• **Aim of the exercise**: Copy every line of the records below word for word, leaving out the pictures.

• **Dataset entries**:

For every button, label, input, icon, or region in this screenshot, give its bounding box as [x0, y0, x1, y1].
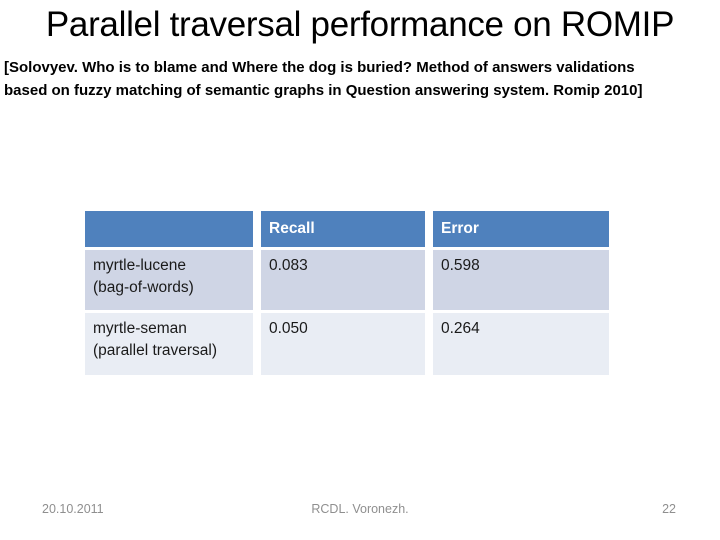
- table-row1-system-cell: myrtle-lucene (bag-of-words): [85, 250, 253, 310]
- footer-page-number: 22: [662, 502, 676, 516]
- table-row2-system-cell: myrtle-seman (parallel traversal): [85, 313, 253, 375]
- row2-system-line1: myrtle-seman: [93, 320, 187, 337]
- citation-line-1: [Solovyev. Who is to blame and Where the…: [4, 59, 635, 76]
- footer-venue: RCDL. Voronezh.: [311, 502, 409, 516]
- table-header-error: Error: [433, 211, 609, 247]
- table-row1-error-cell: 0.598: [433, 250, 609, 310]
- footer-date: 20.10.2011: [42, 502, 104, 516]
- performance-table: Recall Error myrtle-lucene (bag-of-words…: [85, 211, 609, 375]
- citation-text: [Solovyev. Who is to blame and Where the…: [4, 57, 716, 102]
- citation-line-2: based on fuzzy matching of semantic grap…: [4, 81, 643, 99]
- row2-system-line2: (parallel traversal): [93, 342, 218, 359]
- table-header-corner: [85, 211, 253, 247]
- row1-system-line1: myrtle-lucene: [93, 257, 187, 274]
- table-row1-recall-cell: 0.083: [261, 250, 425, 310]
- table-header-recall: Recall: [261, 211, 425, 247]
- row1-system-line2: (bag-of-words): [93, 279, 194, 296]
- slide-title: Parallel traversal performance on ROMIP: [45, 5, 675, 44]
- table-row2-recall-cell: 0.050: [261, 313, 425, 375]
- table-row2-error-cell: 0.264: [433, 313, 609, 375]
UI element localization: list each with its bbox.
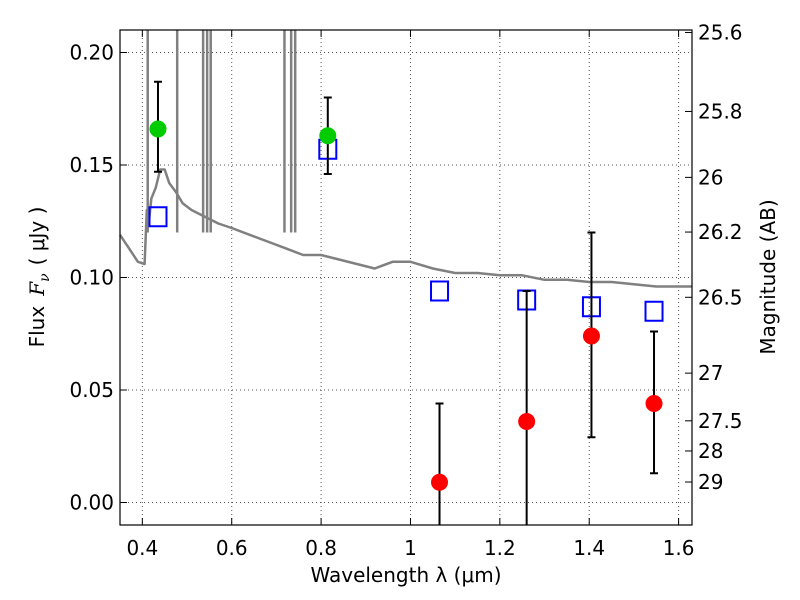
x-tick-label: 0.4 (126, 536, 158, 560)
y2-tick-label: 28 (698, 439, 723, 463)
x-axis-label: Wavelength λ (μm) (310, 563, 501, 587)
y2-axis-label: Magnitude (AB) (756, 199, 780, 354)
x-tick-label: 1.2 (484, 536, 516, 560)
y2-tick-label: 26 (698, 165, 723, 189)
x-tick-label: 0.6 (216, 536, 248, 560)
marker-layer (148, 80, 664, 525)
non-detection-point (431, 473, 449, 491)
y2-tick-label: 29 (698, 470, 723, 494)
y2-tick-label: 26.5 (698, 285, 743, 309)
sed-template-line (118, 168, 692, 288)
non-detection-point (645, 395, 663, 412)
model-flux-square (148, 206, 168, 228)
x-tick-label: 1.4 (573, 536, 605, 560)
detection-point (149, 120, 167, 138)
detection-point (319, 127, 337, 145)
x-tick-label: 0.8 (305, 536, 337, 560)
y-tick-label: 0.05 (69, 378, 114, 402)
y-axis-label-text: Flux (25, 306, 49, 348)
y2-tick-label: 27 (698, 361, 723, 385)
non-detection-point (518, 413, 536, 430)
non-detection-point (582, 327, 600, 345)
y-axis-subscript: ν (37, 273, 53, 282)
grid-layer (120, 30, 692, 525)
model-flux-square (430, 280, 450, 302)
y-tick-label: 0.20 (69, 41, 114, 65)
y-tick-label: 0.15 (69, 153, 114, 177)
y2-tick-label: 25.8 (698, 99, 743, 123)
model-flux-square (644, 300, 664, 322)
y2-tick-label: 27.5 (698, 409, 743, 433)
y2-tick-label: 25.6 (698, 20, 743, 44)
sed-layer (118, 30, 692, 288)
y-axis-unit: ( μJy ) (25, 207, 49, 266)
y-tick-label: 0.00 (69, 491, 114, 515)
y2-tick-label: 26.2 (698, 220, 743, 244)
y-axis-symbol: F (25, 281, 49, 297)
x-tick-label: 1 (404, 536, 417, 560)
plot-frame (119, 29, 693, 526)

• **Full answer**:
For every button, label, input, icon, or region in this screenshot, give its bounding box as [x0, y0, x1, y1].
- table-row1-system-cell: myrtle-lucene (bag-of-words): [85, 250, 253, 310]
- footer-page-number: 22: [662, 502, 676, 516]
- table-row2-system-cell: myrtle-seman (parallel traversal): [85, 313, 253, 375]
- row2-system-line1: myrtle-seman: [93, 320, 187, 337]
- citation-line-1: [Solovyev. Who is to blame and Where the…: [4, 59, 635, 76]
- footer-venue: RCDL. Voronezh.: [311, 502, 409, 516]
- table-header-error: Error: [433, 211, 609, 247]
- table-row1-error-cell: 0.598: [433, 250, 609, 310]
- footer-date: 20.10.2011: [42, 502, 104, 516]
- performance-table: Recall Error myrtle-lucene (bag-of-words…: [85, 211, 609, 375]
- citation-text: [Solovyev. Who is to blame and Where the…: [4, 57, 716, 102]
- citation-line-2: based on fuzzy matching of semantic grap…: [4, 81, 643, 99]
- row2-system-line2: (parallel traversal): [93, 342, 218, 359]
- table-header-corner: [85, 211, 253, 247]
- row1-system-line1: myrtle-lucene: [93, 257, 187, 274]
- table-row1-recall-cell: 0.083: [261, 250, 425, 310]
- table-header-recall: Recall: [261, 211, 425, 247]
- row1-system-line2: (bag-of-words): [93, 279, 194, 296]
- slide-title: Parallel traversal performance on ROMIP: [45, 5, 675, 44]
- table-row2-recall-cell: 0.050: [261, 313, 425, 375]
- table-row2-error-cell: 0.264: [433, 313, 609, 375]
UI element localization: list each with its bbox.
x-tick-label: 0.4 (126, 536, 158, 560)
y2-tick-label: 28 (698, 439, 723, 463)
x-axis-label: Wavelength λ (μm) (310, 563, 501, 587)
y2-axis-label: Magnitude (AB) (756, 199, 780, 354)
x-tick-label: 1.2 (484, 536, 516, 560)
y2-tick-label: 26 (698, 165, 723, 189)
x-tick-label: 0.6 (216, 536, 248, 560)
marker-layer (148, 80, 664, 525)
non-detection-point (431, 473, 449, 491)
y2-tick-label: 29 (698, 470, 723, 494)
y2-tick-label: 26.5 (698, 285, 743, 309)
sed-template-line (118, 168, 692, 288)
non-detection-point (645, 395, 663, 412)
model-flux-square (148, 206, 168, 228)
x-tick-label: 1.4 (573, 536, 605, 560)
detection-point (149, 120, 167, 138)
detection-point (319, 127, 337, 145)
x-tick-label: 0.8 (305, 536, 337, 560)
y-tick-label: 0.05 (69, 378, 114, 402)
y-axis-label-text: Flux (25, 306, 49, 348)
y2-tick-label: 27 (698, 361, 723, 385)
non-detection-point (518, 413, 536, 430)
non-detection-point (582, 327, 600, 345)
y-axis-subscript: ν (37, 273, 53, 282)
grid-layer (120, 30, 692, 525)
model-flux-square (430, 280, 450, 302)
y-tick-label: 0.20 (69, 41, 114, 65)
y-tick-label: 0.15 (69, 153, 114, 177)
y2-tick-label: 25.8 (698, 99, 743, 123)
model-flux-square (644, 300, 664, 322)
y2-tick-label: 27.5 (698, 409, 743, 433)
y2-tick-label: 25.6 (698, 20, 743, 44)
sed-layer (118, 30, 692, 288)
y-axis-unit: ( μJy ) (25, 207, 49, 266)
y-tick-label: 0.00 (69, 491, 114, 515)
y2-tick-label: 26.2 (698, 220, 743, 244)
y-axis-symbol: F (25, 281, 49, 297)
x-tick-label: 1 (404, 536, 417, 560)
plot-frame (119, 29, 693, 526)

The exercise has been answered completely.